* Begin Material for this exercise *

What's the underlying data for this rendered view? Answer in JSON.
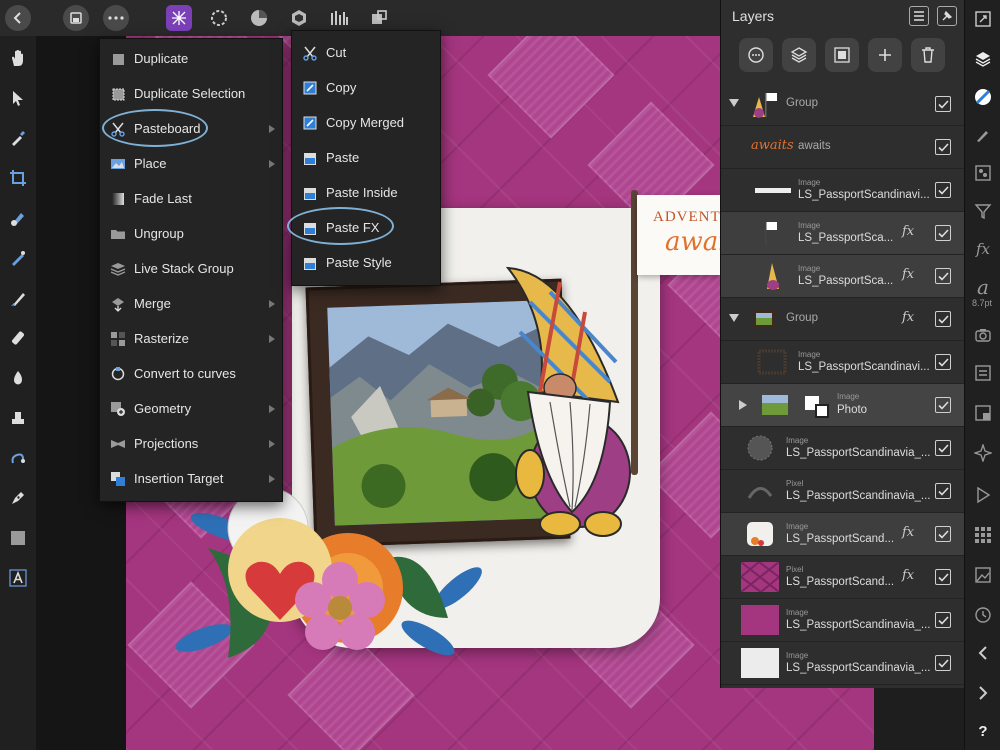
{
  "menu": {
    "items": [
      {
        "label": "Duplicate",
        "icon": "duplicate-icon",
        "submenu": false
      },
      {
        "label": "Duplicate Selection",
        "icon": "duplicate-selection-icon",
        "submenu": false
      },
      {
        "label": "Pasteboard",
        "icon": "scissors-icon",
        "submenu": true
      },
      {
        "label": "Place",
        "icon": "place-icon",
        "submenu": true
      },
      {
        "label": "Fade Last",
        "icon": "fade-icon",
        "submenu": false
      },
      {
        "label": "Ungroup",
        "icon": "folder-icon",
        "submenu": false
      },
      {
        "label": "Live Stack Group",
        "icon": "stack-icon",
        "submenu": false
      },
      {
        "label": "Merge",
        "icon": "merge-icon",
        "submenu": true
      },
      {
        "label": "Rasterize",
        "icon": "rasterize-icon",
        "submenu": true
      },
      {
        "label": "Convert to curves",
        "icon": "curves-icon",
        "submenu": false
      },
      {
        "label": "Geometry",
        "icon": "geometry-icon",
        "submenu": true
      },
      {
        "label": "Projections",
        "icon": "projections-icon",
        "submenu": true
      },
      {
        "label": "Insertion Target",
        "icon": "insertion-icon",
        "submenu": true
      }
    ]
  },
  "submenu": {
    "items": [
      {
        "label": "Cut",
        "icon": "scissors-icon"
      },
      {
        "label": "Copy",
        "icon": "copy-icon"
      },
      {
        "label": "Copy Merged",
        "icon": "copy-merged-icon"
      },
      {
        "label": "Paste",
        "icon": "paste-icon"
      },
      {
        "label": "Paste Inside",
        "icon": "paste-inside-icon"
      },
      {
        "label": "Paste FX",
        "icon": "paste-fx-icon"
      },
      {
        "label": "Paste Style",
        "icon": "paste-style-icon"
      }
    ]
  },
  "layers": {
    "title": "Layers",
    "fx_label": "fx",
    "rows": [
      {
        "type": "",
        "name": "Group",
        "kind": "group"
      },
      {
        "type": "",
        "name": "awaits",
        "kind": "text",
        "thumb_text": "awaits"
      },
      {
        "type": "Image",
        "name": "LS_PassportScandinavi...",
        "kind": "layer",
        "fx": false
      },
      {
        "type": "Image",
        "name": "LS_PassportSca...",
        "kind": "layer",
        "fx": true
      },
      {
        "type": "Image",
        "name": "LS_PassportSca...",
        "kind": "layer",
        "fx": true
      },
      {
        "type": "",
        "name": "Group",
        "kind": "group",
        "fx": true
      },
      {
        "type": "Image",
        "name": "LS_PassportScandinavi...",
        "kind": "layer",
        "fx": false
      },
      {
        "type": "Image",
        "name": "Photo",
        "kind": "layer",
        "fx": false
      },
      {
        "type": "Image",
        "name": "LS_PassportScandinavia_...",
        "kind": "layer",
        "fx": false
      },
      {
        "type": "Pixel",
        "name": "LS_PassportScandinavia_...",
        "kind": "layer",
        "fx": false
      },
      {
        "type": "Image",
        "name": "LS_PassportScand...",
        "kind": "layer",
        "fx": true
      },
      {
        "type": "Pixel",
        "name": "LS_PassportScand...",
        "kind": "layer",
        "fx": true
      },
      {
        "type": "Image",
        "name": "LS_PassportScandinavia_...",
        "kind": "layer",
        "fx": false
      },
      {
        "type": "Image",
        "name": "LS_PassportScandinavia_...",
        "kind": "layer",
        "fx": false
      }
    ]
  },
  "canvas": {
    "flag_line1": "ADVENTU",
    "flag_line2": "awai"
  },
  "rightrail": {
    "font_size": "8.7pt",
    "help": "?"
  },
  "colors": {
    "accent_circle": "#7fb1d6",
    "background": "#a4357f"
  }
}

* End Material for this exercise *

- **Exercise directions**: Go through the listing above and write it out again exactly, dropping the pictures.

- **Output below**:
What's the underlying data for this rendered view? Answer in JSON.
{
  "menu": {
    "items": [
      {
        "label": "Duplicate",
        "icon": "duplicate-icon",
        "submenu": false
      },
      {
        "label": "Duplicate Selection",
        "icon": "duplicate-selection-icon",
        "submenu": false
      },
      {
        "label": "Pasteboard",
        "icon": "scissors-icon",
        "submenu": true
      },
      {
        "label": "Place",
        "icon": "place-icon",
        "submenu": true
      },
      {
        "label": "Fade Last",
        "icon": "fade-icon",
        "submenu": false
      },
      {
        "label": "Ungroup",
        "icon": "folder-icon",
        "submenu": false
      },
      {
        "label": "Live Stack Group",
        "icon": "stack-icon",
        "submenu": false
      },
      {
        "label": "Merge",
        "icon": "merge-icon",
        "submenu": true
      },
      {
        "label": "Rasterize",
        "icon": "rasterize-icon",
        "submenu": true
      },
      {
        "label": "Convert to curves",
        "icon": "curves-icon",
        "submenu": false
      },
      {
        "label": "Geometry",
        "icon": "geometry-icon",
        "submenu": true
      },
      {
        "label": "Projections",
        "icon": "projections-icon",
        "submenu": true
      },
      {
        "label": "Insertion Target",
        "icon": "insertion-icon",
        "submenu": true
      }
    ]
  },
  "submenu": {
    "items": [
      {
        "label": "Cut",
        "icon": "scissors-icon"
      },
      {
        "label": "Copy",
        "icon": "copy-icon"
      },
      {
        "label": "Copy Merged",
        "icon": "copy-merged-icon"
      },
      {
        "label": "Paste",
        "icon": "paste-icon"
      },
      {
        "label": "Paste Inside",
        "icon": "paste-inside-icon"
      },
      {
        "label": "Paste FX",
        "icon": "paste-fx-icon"
      },
      {
        "label": "Paste Style",
        "icon": "paste-style-icon"
      }
    ]
  },
  "layers": {
    "title": "Layers",
    "fx_label": "fx",
    "rows": [
      {
        "type": "",
        "name": "Group",
        "kind": "group"
      },
      {
        "type": "",
        "name": "awaits",
        "kind": "text",
        "thumb_text": "awaits"
      },
      {
        "type": "Image",
        "name": "LS_PassportScandinavi...",
        "kind": "layer",
        "fx": false
      },
      {
        "type": "Image",
        "name": "LS_PassportSca...",
        "kind": "layer",
        "fx": true
      },
      {
        "type": "Image",
        "name": "LS_PassportSca...",
        "kind": "layer",
        "fx": true
      },
      {
        "type": "",
        "name": "Group",
        "kind": "group",
        "fx": true
      },
      {
        "type": "Image",
        "name": "LS_PassportScandinavi...",
        "kind": "layer",
        "fx": false
      },
      {
        "type": "Image",
        "name": "Photo",
        "kind": "layer",
        "fx": false
      },
      {
        "type": "Image",
        "name": "LS_PassportScandinavia_...",
        "kind": "layer",
        "fx": false
      },
      {
        "type": "Pixel",
        "name": "LS_PassportScandinavia_...",
        "kind": "layer",
        "fx": false
      },
      {
        "type": "Image",
        "name": "LS_PassportScand...",
        "kind": "layer",
        "fx": true
      },
      {
        "type": "Pixel",
        "name": "LS_PassportScand...",
        "kind": "layer",
        "fx": true
      },
      {
        "type": "Image",
        "name": "LS_PassportScandinavia_...",
        "kind": "layer",
        "fx": false
      },
      {
        "type": "Image",
        "name": "LS_PassportScandinavia_...",
        "kind": "layer",
        "fx": false
      }
    ]
  },
  "canvas": {
    "flag_line1": "ADVENTU",
    "flag_line2": "awai"
  },
  "rightrail": {
    "font_size": "8.7pt",
    "help": "?"
  },
  "colors": {
    "accent_circle": "#7fb1d6",
    "background": "#a4357f"
  }
}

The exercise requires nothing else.